• **Problem description**:
Select and copy out every line in the records containing "JSON".
***** Records supplied
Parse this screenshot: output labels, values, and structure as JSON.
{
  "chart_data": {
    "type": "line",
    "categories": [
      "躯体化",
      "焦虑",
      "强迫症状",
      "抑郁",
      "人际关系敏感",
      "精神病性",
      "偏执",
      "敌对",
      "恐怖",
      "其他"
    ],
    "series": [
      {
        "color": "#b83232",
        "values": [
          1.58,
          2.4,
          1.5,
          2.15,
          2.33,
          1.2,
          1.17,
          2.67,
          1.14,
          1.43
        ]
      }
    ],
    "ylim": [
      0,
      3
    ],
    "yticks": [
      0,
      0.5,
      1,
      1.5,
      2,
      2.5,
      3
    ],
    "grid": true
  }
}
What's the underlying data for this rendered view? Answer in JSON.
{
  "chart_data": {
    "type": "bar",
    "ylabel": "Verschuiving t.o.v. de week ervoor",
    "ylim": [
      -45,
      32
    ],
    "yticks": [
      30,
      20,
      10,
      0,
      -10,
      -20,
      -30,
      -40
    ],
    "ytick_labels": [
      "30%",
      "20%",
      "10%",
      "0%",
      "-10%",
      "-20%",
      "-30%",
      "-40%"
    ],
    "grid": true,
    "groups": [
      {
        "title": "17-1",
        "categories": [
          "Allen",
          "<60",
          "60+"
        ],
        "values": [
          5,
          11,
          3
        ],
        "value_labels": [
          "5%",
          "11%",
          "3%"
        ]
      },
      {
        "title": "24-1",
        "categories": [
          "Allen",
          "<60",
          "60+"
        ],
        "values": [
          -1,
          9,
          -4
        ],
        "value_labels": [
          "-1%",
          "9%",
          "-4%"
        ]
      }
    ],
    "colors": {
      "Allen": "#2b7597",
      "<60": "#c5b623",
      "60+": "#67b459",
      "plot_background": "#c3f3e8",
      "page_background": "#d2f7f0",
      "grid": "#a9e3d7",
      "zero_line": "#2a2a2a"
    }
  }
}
**********
• **Output**:
Parse this screenshot: output labels, values, and structure as JSON.
What's the underlying data for this rendered view? Answer in JSON.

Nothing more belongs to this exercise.